## begin Supplied material

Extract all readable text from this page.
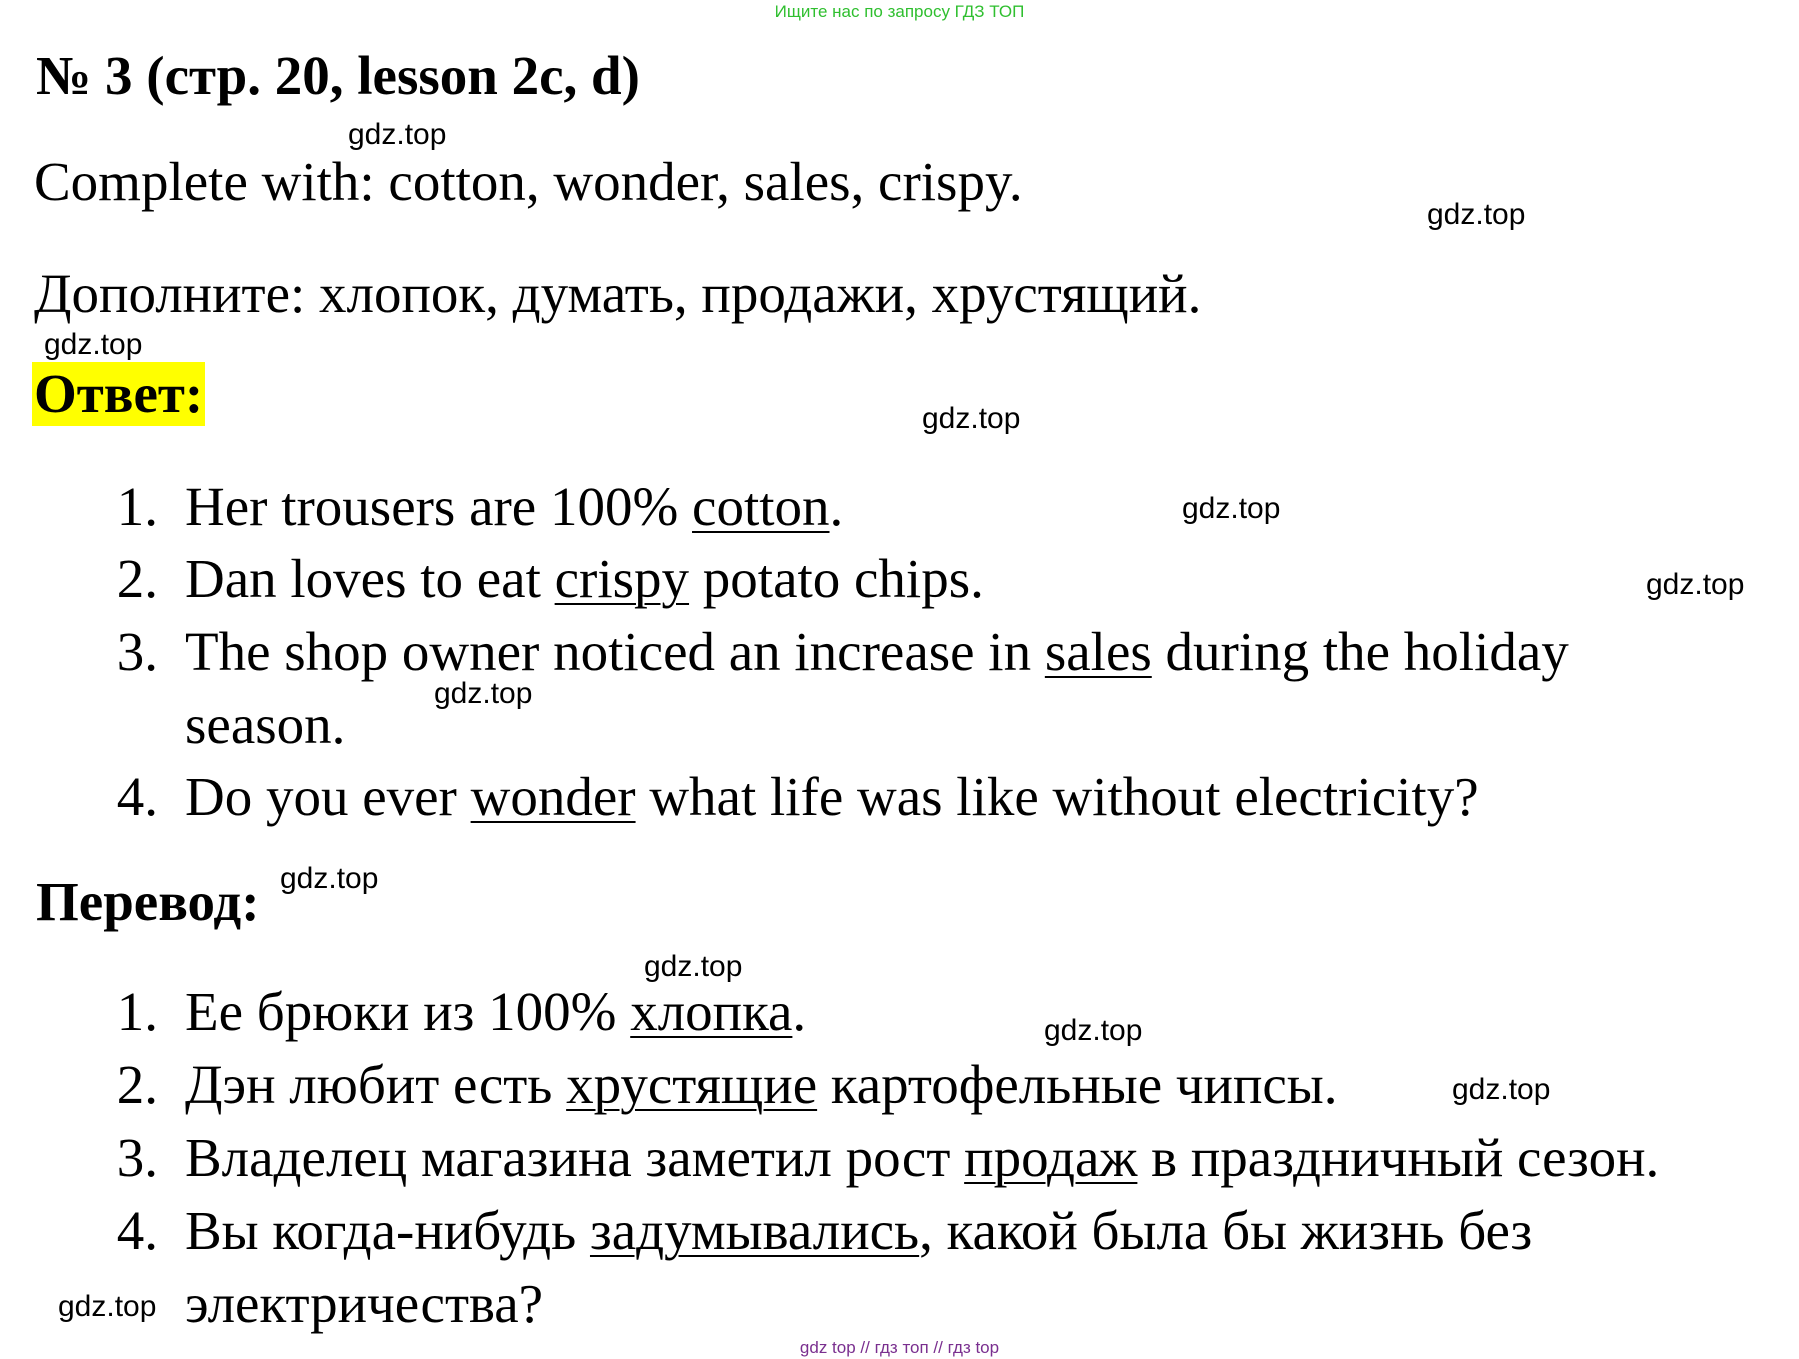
Ищите нас по запросу ГДЗ ТОП
№ 3 (стр. 20, lesson 2c, d)
Complete with: cotton, wonder, sales, crispy.
Дополните: хлопок, думать, продажи, хрустящий.
Ответ:
1. Her trousers are 100% cotton.
2. Dan loves to eat crispy potato chips.
3. The shop owner noticed an increase in sales during the holiday
season.
4. Do you ever wonder what life was like without electricity?
Перевод:
1. Ее брюки из 100% хлопка.
2. Дэн любит есть хрустящие картофельные чипсы.
3. Владелец магазина заметил рост продаж в праздничный сезон.
4. Вы когда-нибудь задумывались, какой была бы жизнь без
электричества?
gdz.top
gdz.top
gdz.top
gdz.top
gdz.top
gdz.top
gdz.top
gdz.top
gdz.top
gdz.top
gdz.top
gdz.top
gdz top // гдз топ // гдз top
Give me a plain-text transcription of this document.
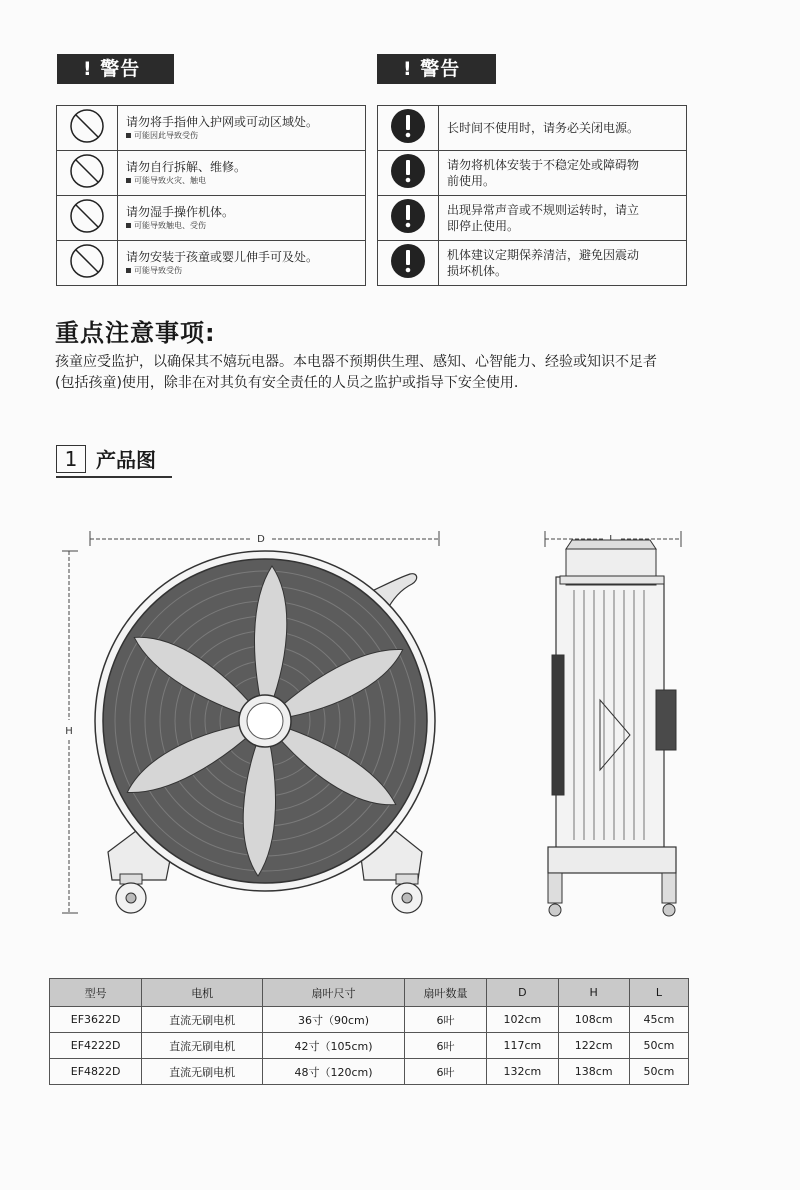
! 警告	! 警告

请勿将手指伸入护网或可动区域处。
可能因此导致受伤

请勿自行拆解、维修。
可能导致火灾、触电

请勿湿手操作机体。
可能导致触电、受伤

请勿安装于孩童或婴儿伸手可及处。
可能导致受伤

长时间不使用时，请务必关闭电源。

请勿将机体安装于不稳定处或障碍物
前使用。

出现异常声音或不规则运转时，请立
即停止使用。

机体建议定期保养清洁，避免因震动
损坏机体。
重点注意事项:
孩童应受监护，以确保其不嬉玩电器。本电器不预期供生理、感知、心智能力、经验或知识不足者
(包括孩童)使用，除非在对其负有安全责任的人员之监护或指导下安全使用.
1 产品图
D
H
型号	电机	扇叶尺寸	扇叶数量	D	H	L
EF3622D	直流无刷电机	36寸（90cm)	6叶	102cm	108cm	45cm
EF4222D	直流无刷电机	42寸（105cm)	6叶	117cm	122cm	50cm
EF4822D	直流无刷电机	48寸（120cm)	6叶	132cm	138cm	50cm
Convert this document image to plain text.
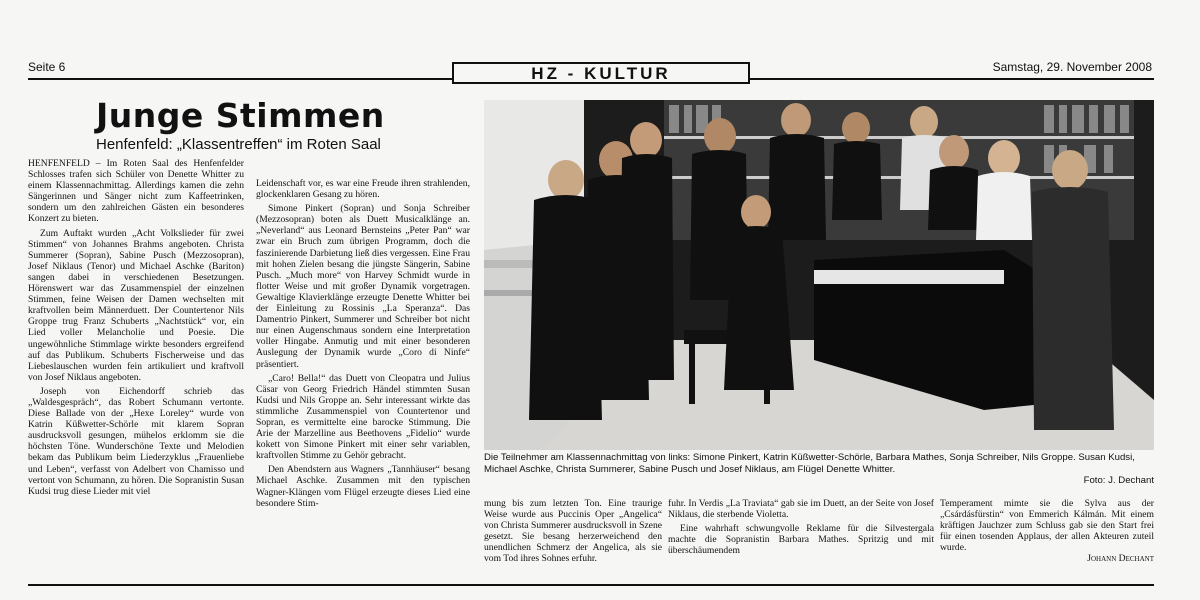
Seite 6	HZ - KULTUR	Samstag, 29. November 2008
Junge Stimmen
Henfenfeld: „Klassentreffen“ im Roten Saal

HENFENFELD – Im Roten Saal des Henfenfelder Schlosses trafen sich Schüler von Denette Whitter zu einem Klassennachmittag. Allerdings kamen die zehn Sängerinnen und Sänger nicht zum Kaffeetrinken, sondern um den zahlreichen Gästen ein besonderes Konzert zu bieten.

Zum Auftakt wurden „Acht Volkslieder für zwei Stimmen“ von Johannes Brahms angeboten. Christa Summerer (Sopran), Sabine Pusch (Mezzosopran), Josef Niklaus (Tenor) und Michael Aschke (Bariton) sangen dabei in verschiedenen Besetzungen. Hörenswert war das Zusammenspiel der einzelnen Stimmen, feine Weisen der Damen wechselten mit kraftvollen beim Männerduett. Der Countertenor Nils Groppe trug Franz Schuberts „Nachtstück“ vor, ein Lied voller Melancholie und Poesie. Die ungewöhnliche Stimmlage wirkte besonders ergreifend auf das Publikum. Schuberts Fischerweise und das Liebeslauschen wurden fein artikuliert und kraftvoll von Josef Niklaus angeboten.

Joseph von Eichendorff schrieb das „Waldesgespräch“, das Robert Schumann vertonte. Diese Ballade von der „Hexe Loreley“ wurde von Katrin Küßwetter-Schörle mit klarem Sopran ausdrucksvoll gesungen, mühelos erklomm sie die höchsten Töne. Wunderschöne Texte und Melodien bekam das Publikum beim Liederzyklus „Frauenliebe und Leben“, verfasst von Adelbert von Chamisso und vertont von Schumann, zu hören. Die Sopranistin Susan Kudsi trug diese Lieder mit viel

Leidenschaft vor, es war eine Freude ihren strahlenden, glockenklaren Gesang zu hören.

Simone Pinkert (Sopran) und Sonja Schreiber (Mezzosopran) boten als Duett Musicalklänge an. „Neverland“ aus Leonard Bernsteins „Peter Pan“ war zwar ein Bruch zum übrigen Programm, doch die faszinierende Darbietung ließ dies vergessen. Eine Frau mit hohen Zielen besang die jüngste Sängerin, Sabine Pusch. „Much more“ von Harvey Schmidt wurde in flotter Weise und mit großer Dynamik vorgetragen. Gewaltige Klavierklänge erzeugte Denette Whitter bei der Einleitung zu Rossinis „La Speranza“. Das Damentrio Pinkert, Summerer und Schreiber bot nicht nur einen Augenschmaus sondern eine Interpretation voller Hingabe. Anmutig und mit einer besonderen Auslegung der Dynamik wurde „Coro di Ninfe“ präsentiert.

„Caro! Bella!“ das Duett von Cleopatra und Julius Cäsar von Georg Friedrich Händel stimmten Susan Kudsi und Nils Groppe an. Sehr interessant wirkte das stimmliche Zusammenspiel von Countertenor und Sopran, es vermittelte eine barocke Stimmung. Die Arie der Marzelline aus Beethovens „Fidelio“ wurde kokett von Simone Pinkert mit einer sehr variablen, kraftvollen Stimme zu Gehör gebracht.

Den Abendstern aus Wagners „Tannhäuser“ besang Michael Aschke. Zusammen mit den typischen Wagner-Klängen vom Flügel erzeugte dieses Lied eine besondere Stim-

Die Teilnehmer am Klassennachmittag von links: Simone Pinkert, Katrin Küßwetter-Schörle, Barbara Mathes, Sonja Schreiber, Nils Groppe. Susan Kudsi, Michael Aschke, Christa Summerer, Sabine Pusch und Josef Niklaus, am Flügel Denette Whitter.
Foto: J. Dechant

mung bis zum letzten Ton. Eine traurige Weise wurde aus Puccinis Oper „Angelica“ von Christa Summerer ausdrucksvoll in Szene gesetzt. Sie besang herzerweichend den unendlichen Schmerz der Angelica, als sie vom Tod ihres Sohnes erfuhr.

fuhr. In Verdis „La Traviata“ gab sie im Duett, an der Seite von Josef Niklaus, die sterbende Violetta.

Eine wahrhaft schwungvolle Reklame für die Silvestergala machte die Sopranistin Barbara Mathes. Spritzig und mit überschäumendem

Temperament mimte sie die Sylva aus der „Csárdásfürstin“ von Emmerich Kálmán. Mit einem kräftigen Jauchzer zum Schluss gab sie den Start frei für einen tosenden Applaus, der allen Akteuren zuteil wurde.

Johann Dechant
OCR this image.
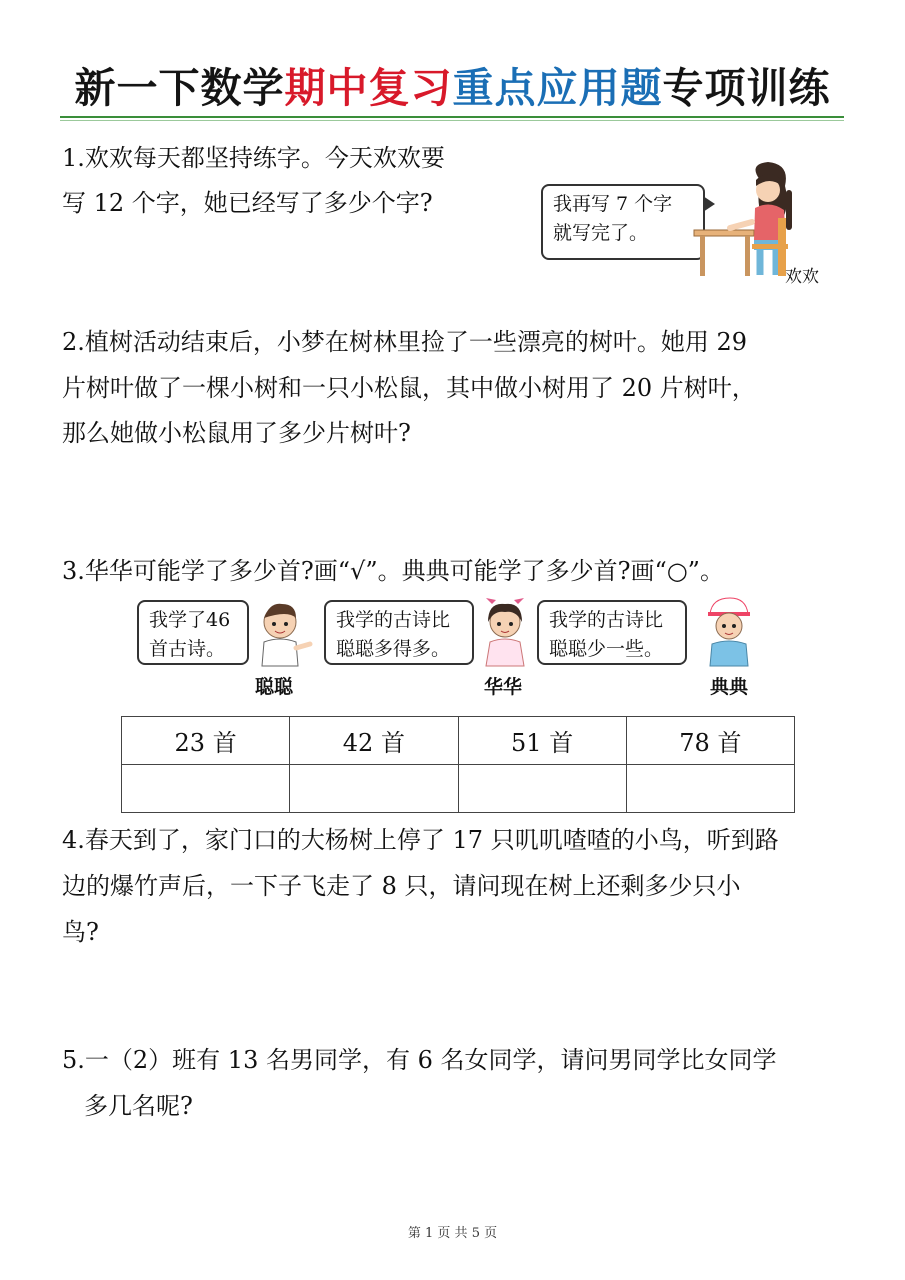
新一下数学期中复习重点应用题专项训练
1.欢欢每天都坚持练字。今天欢欢要
写 12 个字，她已经写了多少个字?	我再写 7 个字
就写完了。
欢欢
2.植树活动结束后，小梦在树林里捡了一些漂亮的树叶。她用 29
片树叶做了一棵小树和一只小松鼠，其中做小树用了 20 片树叶，
那么她做小松鼠用了多少片树叶?
3.华华可能学了多少首?画“√”。典典可能学了多少首?画“○”。
我学了46
首古诗。
聪聪
我学的古诗比
聪聪多得多。
华华
我学的古诗比
聪聪少一些。
典典
23 首	42 首	51 首	78 首

4.春天到了，家门口的大杨树上停了 17 只叽叽喳喳的小鸟，听到路
边的爆竹声后，一下子飞走了 8 只，请问现在树上还剩多少只小
鸟?
5.一（2）班有 13 名男同学，有 6 名女同学，请问男同学比女同学
多几名呢?
第 1 页 共 5 页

## end Supplied material

→ Required work: Pictures are excluded; repeat every record exactly.

→ Solution:
Extract all readable text from this page.
Ищите нас по запросу ГДЗ ТОП
№ 3 (стр. 20, lesson 2c, d)
Complete with: cotton, wonder, sales, crispy.
Дополните: хлопок, думать, продажи, хрустящий.
Ответ:
1. Her trousers are 100% cotton.
2. Dan loves to eat crispy potato chips.
3. The shop owner noticed an increase in sales during the holiday
season.
4. Do you ever wonder what life was like without electricity?
Перевод:
1. Ее брюки из 100% хлопка.
2. Дэн любит есть хрустящие картофельные чипсы.
3. Владелец магазина заметил рост продаж в праздничный сезон.
4. Вы когда-нибудь задумывались, какой была бы жизнь без
электричества?
gdz.top
gdz.top
gdz.top
gdz.top
gdz.top
gdz.top
gdz.top
gdz.top
gdz.top
gdz.top
gdz.top
gdz.top
gdz top // гдз топ // гдз top
Give me a plain-text transcription of this document.
! 警告	! 警告

请勿将手指伸入护网或可动区域处。
可能因此导致受伤

请勿自行拆解、维修。
可能导致火灾、触电

请勿湿手操作机体。
可能导致触电、受伤

请勿安装于孩童或婴儿伸手可及处。
可能导致受伤

长时间不使用时，请务必关闭电源。

请勿将机体安装于不稳定处或障碍物
前使用。

出现异常声音或不规则运转时，请立
即停止使用。

机体建议定期保养清洁，避免因震动
损坏机体。
重点注意事项:
孩童应受监护，以确保其不嬉玩电器。本电器不预期供生理、感知、心智能力、经验或知识不足者
(包括孩童)使用，除非在对其负有安全责任的人员之监护或指导下安全使用.
1 产品图
D
H
型号	电机	扇叶尺寸	扇叶数量	D	H	L
EF3622D	直流无刷电机	36寸（90cm)	6叶	102cm	108cm	45cm
EF4222D	直流无刷电机	42寸（105cm)	6叶	117cm	122cm	50cm
EF4822D	直流无刷电机	48寸（120cm)	6叶	132cm	138cm	50cm
Convert this document image to plain text.
Seite 6	HZ - KULTUR	Samstag, 29. November 2008
Junge Stimmen
Henfenfeld: „Klassentreffen“ im Roten Saal

HENFENFELD – Im Roten Saal des Henfenfelder Schlosses trafen sich Schüler von Denette Whitter zu einem Klassennachmittag. Allerdings kamen die zehn Sängerinnen und Sänger nicht zum Kaffeetrinken, sondern um den zahlreichen Gästen ein besonderes Konzert zu bieten.

Zum Auftakt wurden „Acht Volkslieder für zwei Stimmen“ von Johannes Brahms angeboten. Christa Summerer (Sopran), Sabine Pusch (Mezzosopran), Josef Niklaus (Tenor) und Michael Aschke (Bariton) sangen dabei in verschiedenen Besetzungen. Hörenswert war das Zusammenspiel der einzelnen Stimmen, feine Weisen der Damen wechselten mit kraftvollen beim Männerduett. Der Countertenor Nils Groppe trug Franz Schuberts „Nachtstück“ vor, ein Lied voller Melancholie und Poesie. Die ungewöhnliche Stimmlage wirkte besonders ergreifend auf das Publikum. Schuberts Fischerweise und das Liebeslauschen wurden fein artikuliert und kraftvoll von Josef Niklaus angeboten.

Joseph von Eichendorff schrieb das „Waldesgespräch“, das Robert Schumann vertonte. Diese Ballade von der „Hexe Loreley“ wurde von Katrin Küßwetter-Schörle mit klarem Sopran ausdrucksvoll gesungen, mühelos erklomm sie die höchsten Töne. Wunderschöne Texte und Melodien bekam das Publikum beim Liederzyklus „Frauenliebe und Leben“, verfasst von Adelbert von Chamisso und vertont von Schumann, zu hören. Die Sopranistin Susan Kudsi trug diese Lieder mit viel

Leidenschaft vor, es war eine Freude ihren strahlenden, glockenklaren Gesang zu hören.

Simone Pinkert (Sopran) und Sonja Schreiber (Mezzosopran) boten als Duett Musicalklänge an. „Neverland“ aus Leonard Bernsteins „Peter Pan“ war zwar ein Bruch zum übrigen Programm, doch die faszinierende Darbietung ließ dies vergessen. Eine Frau mit hohen Zielen besang die jüngste Sängerin, Sabine Pusch. „Much more“ von Harvey Schmidt wurde in flotter Weise und mit großer Dynamik vorgetragen. Gewaltige Klavierklänge erzeugte Denette Whitter bei der Einleitung zu Rossinis „La Speranza“. Das Damentrio Pinkert, Summerer und Schreiber bot nicht nur einen Augenschmaus sondern eine Interpretation voller Hingabe. Anmutig und mit einer besonderen Auslegung der Dynamik wurde „Coro di Ninfe“ präsentiert.

„Caro! Bella!“ das Duett von Cleopatra und Julius Cäsar von Georg Friedrich Händel stimmten Susan Kudsi und Nils Groppe an. Sehr interessant wirkte das stimmliche Zusammenspiel von Countertenor und Sopran, es vermittelte eine barocke Stimmung. Die Arie der Marzelline aus Beethovens „Fidelio“ wurde kokett von Simone Pinkert mit einer sehr variablen, kraftvollen Stimme zu Gehör gebracht.

Den Abendstern aus Wagners „Tannhäuser“ besang Michael Aschke. Zusammen mit den typischen Wagner-Klängen vom Flügel erzeugte dieses Lied eine besondere Stim-

Die Teilnehmer am Klassennachmittag von links: Simone Pinkert, Katrin Küßwetter-Schörle, Barbara Mathes, Sonja Schreiber, Nils Groppe. Susan Kudsi, Michael Aschke, Christa Summerer, Sabine Pusch und Josef Niklaus, am Flügel Denette Whitter.
Foto: J. Dechant

mung bis zum letzten Ton. Eine traurige Weise wurde aus Puccinis Oper „Angelica“ von Christa Summerer ausdrucksvoll in Szene gesetzt. Sie besang herzerweichend den unendlichen Schmerz der Angelica, als sie vom Tod ihres Sohnes erfuhr.

fuhr. In Verdis „La Traviata“ gab sie im Duett, an der Seite von Josef Niklaus, die sterbende Violetta.

Eine wahrhaft schwungvolle Reklame für die Silvestergala machte die Sopranistin Barbara Mathes. Spritzig und mit überschäumendem

Temperament mimte sie die Sylva aus der „Csárdásfürstin“ von Emmerich Kálmán. Mit einem kräftigen Jauchzer zum Schluss gab sie den Start frei für einen tosenden Applaus, der allen Akteuren zuteil wurde.

Johann Dechant
OCR this image.
新一下数学期中复习重点应用题专项训练
1.欢欢每天都坚持练字。今天欢欢要
写 12 个字，她已经写了多少个字?	我再写 7 个字
就写完了。
欢欢
2.植树活动结束后，小梦在树林里捡了一些漂亮的树叶。她用 29
片树叶做了一棵小树和一只小松鼠，其中做小树用了 20 片树叶，
那么她做小松鼠用了多少片树叶?
3.华华可能学了多少首?画“√”。典典可能学了多少首?画“○”。
我学了46
首古诗。
聪聪
我学的古诗比
聪聪多得多。
华华
我学的古诗比
聪聪少一些。
典典
23 首	42 首	51 首	78 首

4.春天到了，家门口的大杨树上停了 17 只叽叽喳喳的小鸟，听到路
边的爆竹声后，一下子飞走了 8 只，请问现在树上还剩多少只小
鸟?
5.一（2）班有 13 名男同学，有 6 名女同学，请问男同学比女同学
多几名呢?
第 1 页 共 5 页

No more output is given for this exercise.